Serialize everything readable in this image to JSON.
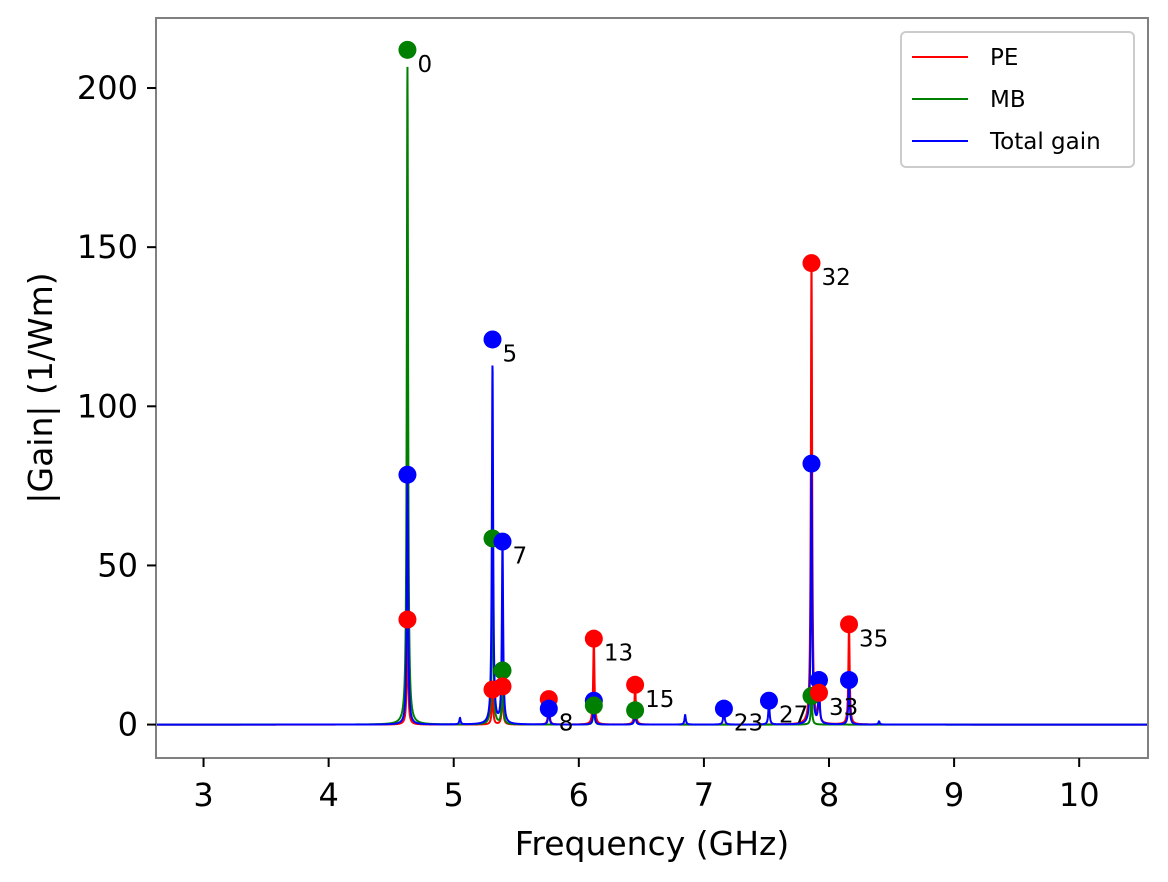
{
  "chart_data": {
    "type": "line",
    "title": "",
    "xlabel": "Frequency (GHz)",
    "ylabel": "|Gain| (1/Wm)",
    "xlim": [
      2.62,
      10.55
    ],
    "ylim": [
      -10.5,
      222
    ],
    "xticks": [
      3,
      4,
      5,
      6,
      7,
      8,
      9,
      10
    ],
    "yticks": [
      0,
      50,
      100,
      150,
      200
    ],
    "grid": false,
    "legend_position": "top-right",
    "legend": [
      {
        "label": "PE",
        "color": "#ff0000"
      },
      {
        "label": "MB",
        "color": "#008000"
      },
      {
        "label": "Total gain",
        "color": "#0000ff"
      }
    ],
    "series": [
      {
        "name": "PE",
        "color": "#ff0000",
        "peaks": [
          {
            "x": 4.63,
            "y": 33
          },
          {
            "x": 5.31,
            "y": 11
          },
          {
            "x": 5.39,
            "y": 12
          },
          {
            "x": 5.76,
            "y": 8
          },
          {
            "x": 6.12,
            "y": 27
          },
          {
            "x": 6.45,
            "y": 12.5
          },
          {
            "x": 7.86,
            "y": 145
          },
          {
            "x": 7.92,
            "y": 10
          },
          {
            "x": 8.16,
            "y": 31.5
          }
        ]
      },
      {
        "name": "MB",
        "color": "#008000",
        "peaks": [
          {
            "x": 4.63,
            "y": 207
          },
          {
            "x": 5.31,
            "y": 58.5
          },
          {
            "x": 5.39,
            "y": 17
          },
          {
            "x": 6.12,
            "y": 6
          },
          {
            "x": 6.45,
            "y": 4.5
          },
          {
            "x": 7.86,
            "y": 9
          }
        ]
      },
      {
        "name": "Total gain",
        "color": "#0000ff",
        "peaks": [
          {
            "x": 4.63,
            "y": 78
          },
          {
            "x": 5.05,
            "y": 2
          },
          {
            "x": 5.31,
            "y": 113
          },
          {
            "x": 5.39,
            "y": 57
          },
          {
            "x": 5.76,
            "y": 5
          },
          {
            "x": 6.12,
            "y": 8
          },
          {
            "x": 6.45,
            "y": 4
          },
          {
            "x": 6.85,
            "y": 3
          },
          {
            "x": 7.16,
            "y": 5
          },
          {
            "x": 7.52,
            "y": 7
          },
          {
            "x": 7.86,
            "y": 82
          },
          {
            "x": 7.92,
            "y": 14
          },
          {
            "x": 8.16,
            "y": 14
          },
          {
            "x": 8.4,
            "y": 1
          }
        ]
      }
    ],
    "markers": [
      {
        "x": 4.63,
        "y": 212,
        "color": "#008000"
      },
      {
        "x": 4.63,
        "y": 78.5,
        "color": "#0000ff"
      },
      {
        "x": 4.63,
        "y": 33,
        "color": "#ff0000"
      },
      {
        "x": 5.31,
        "y": 121,
        "color": "#0000ff"
      },
      {
        "x": 5.31,
        "y": 58.5,
        "color": "#008000"
      },
      {
        "x": 5.31,
        "y": 11,
        "color": "#ff0000"
      },
      {
        "x": 5.39,
        "y": 57.5,
        "color": "#0000ff"
      },
      {
        "x": 5.39,
        "y": 17,
        "color": "#008000"
      },
      {
        "x": 5.39,
        "y": 12,
        "color": "#ff0000"
      },
      {
        "x": 5.76,
        "y": 8,
        "color": "#ff0000"
      },
      {
        "x": 5.76,
        "y": 5,
        "color": "#0000ff"
      },
      {
        "x": 6.12,
        "y": 27,
        "color": "#ff0000"
      },
      {
        "x": 6.12,
        "y": 7.5,
        "color": "#0000ff"
      },
      {
        "x": 6.12,
        "y": 6,
        "color": "#008000"
      },
      {
        "x": 6.45,
        "y": 12.5,
        "color": "#ff0000"
      },
      {
        "x": 6.45,
        "y": 4.5,
        "color": "#008000"
      },
      {
        "x": 7.16,
        "y": 5,
        "color": "#0000ff"
      },
      {
        "x": 7.52,
        "y": 7.5,
        "color": "#0000ff"
      },
      {
        "x": 7.86,
        "y": 145,
        "color": "#ff0000"
      },
      {
        "x": 7.86,
        "y": 82,
        "color": "#0000ff"
      },
      {
        "x": 7.86,
        "y": 9,
        "color": "#008000"
      },
      {
        "x": 7.92,
        "y": 14,
        "color": "#0000ff"
      },
      {
        "x": 7.92,
        "y": 10,
        "color": "#ff0000"
      },
      {
        "x": 8.16,
        "y": 31.5,
        "color": "#ff0000"
      },
      {
        "x": 8.16,
        "y": 14,
        "color": "#0000ff"
      }
    ],
    "annotations": [
      {
        "text": "0",
        "x": 4.63,
        "y": 212
      },
      {
        "text": "5",
        "x": 5.31,
        "y": 121
      },
      {
        "text": "7",
        "x": 5.39,
        "y": 57.5
      },
      {
        "text": "8",
        "x": 5.76,
        "y": 5
      },
      {
        "text": "13",
        "x": 6.12,
        "y": 27
      },
      {
        "text": "15",
        "x": 6.45,
        "y": 12.5
      },
      {
        "text": "23",
        "x": 7.16,
        "y": 5
      },
      {
        "text": "27",
        "x": 7.52,
        "y": 7.5
      },
      {
        "text": "32",
        "x": 7.86,
        "y": 145
      },
      {
        "text": "33",
        "x": 7.92,
        "y": 10
      },
      {
        "text": "35",
        "x": 8.16,
        "y": 31.5
      }
    ]
  }
}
-*-
Every record above should be transcribed exactly; the pictures stay out of the copy.

■ **RESULT OF THE EXERCISE**
Serialize everything readable in this image to JSON.
{
  "chart_data": {
    "type": "line",
    "title": "",
    "xlabel": "Frequency (GHz)",
    "ylabel": "|Gain| (1/Wm)",
    "xlim": [
      2.62,
      10.55
    ],
    "ylim": [
      -10.5,
      222
    ],
    "xticks": [
      3,
      4,
      5,
      6,
      7,
      8,
      9,
      10
    ],
    "yticks": [
      0,
      50,
      100,
      150,
      200
    ],
    "grid": false,
    "legend_position": "top-right",
    "legend": [
      {
        "label": "PE",
        "color": "#ff0000"
      },
      {
        "label": "MB",
        "color": "#008000"
      },
      {
        "label": "Total gain",
        "color": "#0000ff"
      }
    ],
    "series": [
      {
        "name": "PE",
        "color": "#ff0000",
        "peaks": [
          {
            "x": 4.63,
            "y": 33
          },
          {
            "x": 5.31,
            "y": 11
          },
          {
            "x": 5.39,
            "y": 12
          },
          {
            "x": 5.76,
            "y": 8
          },
          {
            "x": 6.12,
            "y": 27
          },
          {
            "x": 6.45,
            "y": 12.5
          },
          {
            "x": 7.86,
            "y": 145
          },
          {
            "x": 7.92,
            "y": 10
          },
          {
            "x": 8.16,
            "y": 31.5
          }
        ]
      },
      {
        "name": "MB",
        "color": "#008000",
        "peaks": [
          {
            "x": 4.63,
            "y": 207
          },
          {
            "x": 5.31,
            "y": 58.5
          },
          {
            "x": 5.39,
            "y": 17
          },
          {
            "x": 6.12,
            "y": 6
          },
          {
            "x": 6.45,
            "y": 4.5
          },
          {
            "x": 7.86,
            "y": 9
          }
        ]
      },
      {
        "name": "Total gain",
        "color": "#0000ff",
        "peaks": [
          {
            "x": 4.63,
            "y": 78
          },
          {
            "x": 5.05,
            "y": 2
          },
          {
            "x": 5.31,
            "y": 113
          },
          {
            "x": 5.39,
            "y": 57
          },
          {
            "x": 5.76,
            "y": 5
          },
          {
            "x": 6.12,
            "y": 8
          },
          {
            "x": 6.45,
            "y": 4
          },
          {
            "x": 6.85,
            "y": 3
          },
          {
            "x": 7.16,
            "y": 5
          },
          {
            "x": 7.52,
            "y": 7
          },
          {
            "x": 7.86,
            "y": 82
          },
          {
            "x": 7.92,
            "y": 14
          },
          {
            "x": 8.16,
            "y": 14
          },
          {
            "x": 8.4,
            "y": 1
          }
        ]
      }
    ],
    "markers": [
      {
        "x": 4.63,
        "y": 212,
        "color": "#008000"
      },
      {
        "x": 4.63,
        "y": 78.5,
        "color": "#0000ff"
      },
      {
        "x": 4.63,
        "y": 33,
        "color": "#ff0000"
      },
      {
        "x": 5.31,
        "y": 121,
        "color": "#0000ff"
      },
      {
        "x": 5.31,
        "y": 58.5,
        "color": "#008000"
      },
      {
        "x": 5.31,
        "y": 11,
        "color": "#ff0000"
      },
      {
        "x": 5.39,
        "y": 57.5,
        "color": "#0000ff"
      },
      {
        "x": 5.39,
        "y": 17,
        "color": "#008000"
      },
      {
        "x": 5.39,
        "y": 12,
        "color": "#ff0000"
      },
      {
        "x": 5.76,
        "y": 8,
        "color": "#ff0000"
      },
      {
        "x": 5.76,
        "y": 5,
        "color": "#0000ff"
      },
      {
        "x": 6.12,
        "y": 27,
        "color": "#ff0000"
      },
      {
        "x": 6.12,
        "y": 7.5,
        "color": "#0000ff"
      },
      {
        "x": 6.12,
        "y": 6,
        "color": "#008000"
      },
      {
        "x": 6.45,
        "y": 12.5,
        "color": "#ff0000"
      },
      {
        "x": 6.45,
        "y": 4.5,
        "color": "#008000"
      },
      {
        "x": 7.16,
        "y": 5,
        "color": "#0000ff"
      },
      {
        "x": 7.52,
        "y": 7.5,
        "color": "#0000ff"
      },
      {
        "x": 7.86,
        "y": 145,
        "color": "#ff0000"
      },
      {
        "x": 7.86,
        "y": 82,
        "color": "#0000ff"
      },
      {
        "x": 7.86,
        "y": 9,
        "color": "#008000"
      },
      {
        "x": 7.92,
        "y": 14,
        "color": "#0000ff"
      },
      {
        "x": 7.92,
        "y": 10,
        "color": "#ff0000"
      },
      {
        "x": 8.16,
        "y": 31.5,
        "color": "#ff0000"
      },
      {
        "x": 8.16,
        "y": 14,
        "color": "#0000ff"
      }
    ],
    "annotations": [
      {
        "text": "0",
        "x": 4.63,
        "y": 212
      },
      {
        "text": "5",
        "x": 5.31,
        "y": 121
      },
      {
        "text": "7",
        "x": 5.39,
        "y": 57.5
      },
      {
        "text": "8",
        "x": 5.76,
        "y": 5
      },
      {
        "text": "13",
        "x": 6.12,
        "y": 27
      },
      {
        "text": "15",
        "x": 6.45,
        "y": 12.5
      },
      {
        "text": "23",
        "x": 7.16,
        "y": 5
      },
      {
        "text": "27",
        "x": 7.52,
        "y": 7.5
      },
      {
        "text": "32",
        "x": 7.86,
        "y": 145
      },
      {
        "text": "33",
        "x": 7.92,
        "y": 10
      },
      {
        "text": "35",
        "x": 8.16,
        "y": 31.5
      }
    ]
  }
}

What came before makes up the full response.